**Task requirements**. Type out the records that follow, exactly as given.

Data supplied start

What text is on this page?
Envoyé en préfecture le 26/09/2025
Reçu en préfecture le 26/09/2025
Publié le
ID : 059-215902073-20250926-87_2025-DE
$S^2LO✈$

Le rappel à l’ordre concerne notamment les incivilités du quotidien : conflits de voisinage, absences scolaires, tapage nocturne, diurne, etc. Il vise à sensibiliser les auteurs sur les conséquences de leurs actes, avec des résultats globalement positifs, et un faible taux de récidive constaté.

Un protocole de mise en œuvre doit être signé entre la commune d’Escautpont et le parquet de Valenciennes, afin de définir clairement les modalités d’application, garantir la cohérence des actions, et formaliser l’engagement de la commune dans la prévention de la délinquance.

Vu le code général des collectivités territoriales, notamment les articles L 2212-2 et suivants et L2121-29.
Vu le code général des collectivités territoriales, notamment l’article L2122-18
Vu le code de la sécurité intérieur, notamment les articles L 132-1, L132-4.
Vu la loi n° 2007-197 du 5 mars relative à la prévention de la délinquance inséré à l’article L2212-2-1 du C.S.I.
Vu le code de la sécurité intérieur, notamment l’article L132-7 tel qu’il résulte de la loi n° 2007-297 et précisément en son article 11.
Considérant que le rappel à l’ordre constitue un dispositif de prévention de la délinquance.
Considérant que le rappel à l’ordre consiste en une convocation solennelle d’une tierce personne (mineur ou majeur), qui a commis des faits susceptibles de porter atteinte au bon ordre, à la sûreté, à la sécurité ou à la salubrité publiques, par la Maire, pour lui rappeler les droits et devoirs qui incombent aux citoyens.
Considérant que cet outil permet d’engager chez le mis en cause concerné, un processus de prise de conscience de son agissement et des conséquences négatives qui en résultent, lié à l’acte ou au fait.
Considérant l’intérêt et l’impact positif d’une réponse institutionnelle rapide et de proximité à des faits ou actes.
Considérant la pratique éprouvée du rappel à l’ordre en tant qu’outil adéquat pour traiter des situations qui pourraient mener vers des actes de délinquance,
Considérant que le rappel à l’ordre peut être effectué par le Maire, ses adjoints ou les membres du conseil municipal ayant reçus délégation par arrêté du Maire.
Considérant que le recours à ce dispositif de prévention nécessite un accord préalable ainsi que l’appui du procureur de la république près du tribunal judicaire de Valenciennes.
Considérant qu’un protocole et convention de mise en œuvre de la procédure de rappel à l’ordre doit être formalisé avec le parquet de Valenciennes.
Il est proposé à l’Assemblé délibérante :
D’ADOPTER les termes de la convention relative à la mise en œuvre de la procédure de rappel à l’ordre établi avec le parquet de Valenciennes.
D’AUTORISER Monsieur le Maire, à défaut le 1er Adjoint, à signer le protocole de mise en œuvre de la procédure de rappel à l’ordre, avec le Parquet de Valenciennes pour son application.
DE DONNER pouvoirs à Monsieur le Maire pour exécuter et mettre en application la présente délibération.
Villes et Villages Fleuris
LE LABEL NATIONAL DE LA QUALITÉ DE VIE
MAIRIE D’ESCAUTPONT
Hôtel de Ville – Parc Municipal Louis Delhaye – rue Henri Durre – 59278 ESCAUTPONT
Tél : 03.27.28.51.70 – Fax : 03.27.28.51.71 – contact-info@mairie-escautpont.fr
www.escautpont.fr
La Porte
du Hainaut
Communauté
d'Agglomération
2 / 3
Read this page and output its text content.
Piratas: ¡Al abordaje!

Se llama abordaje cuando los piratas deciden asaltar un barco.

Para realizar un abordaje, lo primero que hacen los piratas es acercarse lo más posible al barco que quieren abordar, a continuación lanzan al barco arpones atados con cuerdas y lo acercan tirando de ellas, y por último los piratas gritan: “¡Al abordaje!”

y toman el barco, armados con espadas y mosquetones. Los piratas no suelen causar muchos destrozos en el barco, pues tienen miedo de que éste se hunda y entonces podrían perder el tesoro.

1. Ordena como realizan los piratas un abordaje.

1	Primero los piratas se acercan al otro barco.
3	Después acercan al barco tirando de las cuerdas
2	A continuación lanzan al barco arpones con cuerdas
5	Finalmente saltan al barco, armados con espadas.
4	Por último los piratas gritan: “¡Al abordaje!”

Data supplied end

**Answer to the problem**.
What text is on this page?
Envoyé en préfecture le 26/09/2025
Reçu en préfecture le 26/09/2025
Publié le
ID : 059-215902073-20250926-87_2025-DE
$S^2LO✈$

Le rappel à l’ordre concerne notamment les incivilités du quotidien : conflits de voisinage, absences scolaires, tapage nocturne, diurne, etc. Il vise à sensibiliser les auteurs sur les conséquences de leurs actes, avec des résultats globalement positifs, et un faible taux de récidive constaté.

Un protocole de mise en œuvre doit être signé entre la commune d’Escautpont et le parquet de Valenciennes, afin de définir clairement les modalités d’application, garantir la cohérence des actions, et formaliser l’engagement de la commune dans la prévention de la délinquance.

Vu le code général des collectivités territoriales, notamment les articles L 2212-2 et suivants et L2121-29.
Vu le code général des collectivités territoriales, notamment l’article L2122-18
Vu le code de la sécurité intérieur, notamment les articles L 132-1, L132-4.
Vu la loi n° 2007-197 du 5 mars relative à la prévention de la délinquance inséré à l’article L2212-2-1 du C.S.I.
Vu le code de la sécurité intérieur, notamment l’article L132-7 tel qu’il résulte de la loi n° 2007-297 et précisément en son article 11.
Considérant que le rappel à l’ordre constitue un dispositif de prévention de la délinquance.
Considérant que le rappel à l’ordre consiste en une convocation solennelle d’une tierce personne (mineur ou majeur), qui a commis des faits susceptibles de porter atteinte au bon ordre, à la sûreté, à la sécurité ou à la salubrité publiques, par la Maire, pour lui rappeler les droits et devoirs qui incombent aux citoyens.
Considérant que cet outil permet d’engager chez le mis en cause concerné, un processus de prise de conscience de son agissement et des conséquences négatives qui en résultent, lié à l’acte ou au fait.
Considérant l’intérêt et l’impact positif d’une réponse institutionnelle rapide et de proximité à des faits ou actes.
Considérant la pratique éprouvée du rappel à l’ordre en tant qu’outil adéquat pour traiter des situations qui pourraient mener vers des actes de délinquance,
Considérant que le rappel à l’ordre peut être effectué par le Maire, ses adjoints ou les membres du conseil municipal ayant reçus délégation par arrêté du Maire.
Considérant que le recours à ce dispositif de prévention nécessite un accord préalable ainsi que l’appui du procureur de la république près du tribunal judicaire de Valenciennes.
Considérant qu’un protocole et convention de mise en œuvre de la procédure de rappel à l’ordre doit être formalisé avec le parquet de Valenciennes.
Il est proposé à l’Assemblé délibérante :
D’ADOPTER les termes de la convention relative à la mise en œuvre de la procédure de rappel à l’ordre établi avec le parquet de Valenciennes.
D’AUTORISER Monsieur le Maire, à défaut le 1er Adjoint, à signer le protocole de mise en œuvre de la procédure de rappel à l’ordre, avec le Parquet de Valenciennes pour son application.
DE DONNER pouvoirs à Monsieur le Maire pour exécuter et mettre en application la présente délibération.
Villes et Villages Fleuris
LE LABEL NATIONAL DE LA QUALITÉ DE VIE
MAIRIE D’ESCAUTPONT
Hôtel de Ville – Parc Municipal Louis Delhaye – rue Henri Durre – 59278 ESCAUTPONT
Tél : 03.27.28.51.70 – Fax : 03.27.28.51.71 – contact-info@mairie-escautpont.fr
www.escautpont.fr
La Porte
du Hainaut
Communauté
d'Agglomération
2 / 3
Read this page and output its text content.
Piratas: ¡Al abordaje!

Se llama abordaje cuando los piratas deciden asaltar un barco.

Para realizar un abordaje, lo primero que hacen los piratas es acercarse lo más posible al barco que quieren abordar, a continuación lanzan al barco arpones atados con cuerdas y lo acercan tirando de ellas, y por último los piratas gritan: “¡Al abordaje!”

y toman el barco, armados con espadas y mosquetones. Los piratas no suelen causar muchos destrozos en el barco, pues tienen miedo de que éste se hunda y entonces podrían perder el tesoro.

1. Ordena como realizan los piratas un abordaje.

1	Primero los piratas se acercan al otro barco.
3	Después acercan al barco tirando de las cuerdas
2	A continuación lanzan al barco arpones con cuerdas
5	Finalmente saltan al barco, armados con espadas.
4	Por último los piratas gritan: “¡Al abordaje!”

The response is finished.